## What is asked:
Return a copy of each line that holds the string "screenshot".

:: Extracted information ::

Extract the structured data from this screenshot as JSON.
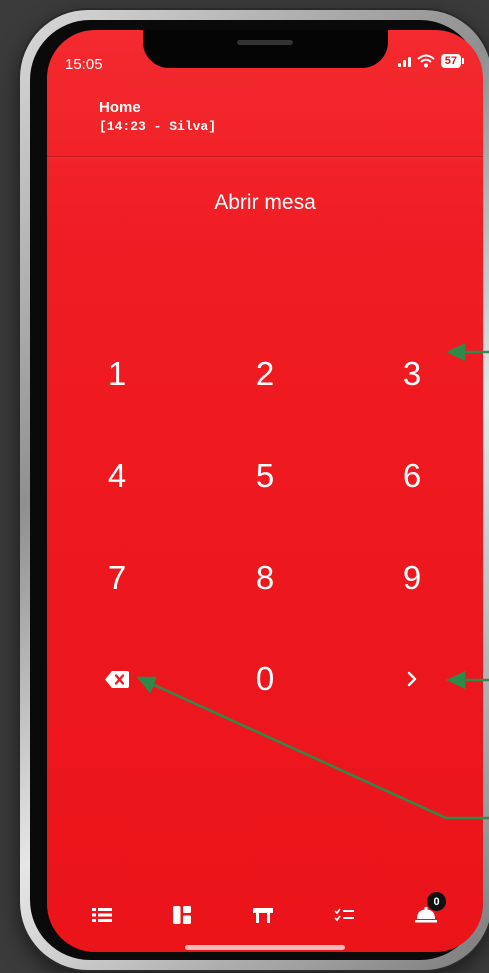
{
  "status_bar": {
    "time": "15:05",
    "battery": "57"
  },
  "header": {
    "title": "Home",
    "subtitle": "[14:23 - Silva]"
  },
  "page_title": "Abrir mesa",
  "keypad": {
    "keys": [
      "1",
      "2",
      "3",
      "4",
      "5",
      "6",
      "7",
      "8",
      "9",
      "0"
    ]
  },
  "bottom_nav": {
    "badge_count": "0"
  },
  "colors": {
    "screen_background": "#ef1c22",
    "annotation_arrow": "#2f8a4a",
    "text": "#ffffff"
  },
  "icons": [
    "backspace-icon",
    "chevron-right-icon",
    "list-icon",
    "dashboard-icon",
    "table-icon",
    "checklist-icon",
    "service-bell-icon"
  ]
}
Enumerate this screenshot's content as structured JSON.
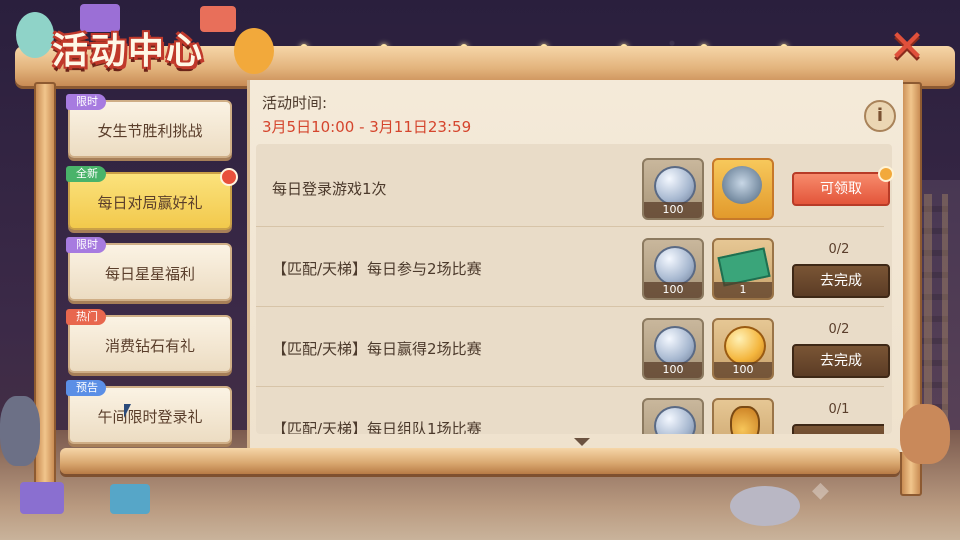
{
  "header": {
    "title": "活动中心",
    "close_label": "✕"
  },
  "info_icon": "info-icon",
  "activity_time": {
    "label": "活动时间:",
    "range": "3月5日10:00 - 3月11日23:59"
  },
  "sidebar": {
    "items": [
      {
        "tag": "限时",
        "tag_color": "#a77be0",
        "label": "女生节胜利挑战",
        "active": false
      },
      {
        "tag": "全新",
        "tag_color": "#49b36a",
        "label": "每日对局赢好礼",
        "active": true
      },
      {
        "tag": "限时",
        "tag_color": "#a77be0",
        "label": "每日星星福利",
        "active": false
      },
      {
        "tag": "热门",
        "tag_color": "#e8674e",
        "label": "消费钻石有礼",
        "active": false
      },
      {
        "tag": "预告",
        "tag_color": "#5b8fe6",
        "label": "午间限时登录礼",
        "active": false
      }
    ]
  },
  "tasks": [
    {
      "title": "每日登录游戏1次",
      "rewards": [
        {
          "icon": "silver-coin-icon",
          "count": "100"
        },
        {
          "icon": "character-portrait-icon",
          "count": ""
        }
      ],
      "progress": "",
      "button": "可领取",
      "button_type": "claim"
    },
    {
      "title": "【匹配/天梯】每日参与2场比赛",
      "rewards": [
        {
          "icon": "silver-coin-icon",
          "count": "100"
        },
        {
          "icon": "ticket-icon",
          "count": "1"
        }
      ],
      "progress": "0/2",
      "button": "去完成",
      "button_type": "go"
    },
    {
      "title": "【匹配/天梯】每日赢得2场比赛",
      "rewards": [
        {
          "icon": "silver-coin-icon",
          "count": "100"
        },
        {
          "icon": "gold-coin-icon",
          "count": "100"
        }
      ],
      "progress": "0/2",
      "button": "去完成",
      "button_type": "go"
    },
    {
      "title": "【匹配/天梯】每日组队1场比赛",
      "rewards": [
        {
          "icon": "silver-coin-icon",
          "count": ""
        },
        {
          "icon": "potion-icon",
          "count": ""
        }
      ],
      "progress": "0/1",
      "button": "",
      "button_type": "go"
    }
  ],
  "colors": {
    "accent_red": "#d5452d",
    "active_tab": "#f2c94c",
    "claim_button": "#e3553a",
    "go_button": "#5b3c25"
  }
}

:::

## Written solution:
Extract the structured data from this screenshot as JSON.
Enumerate this screenshot's content as structured JSON.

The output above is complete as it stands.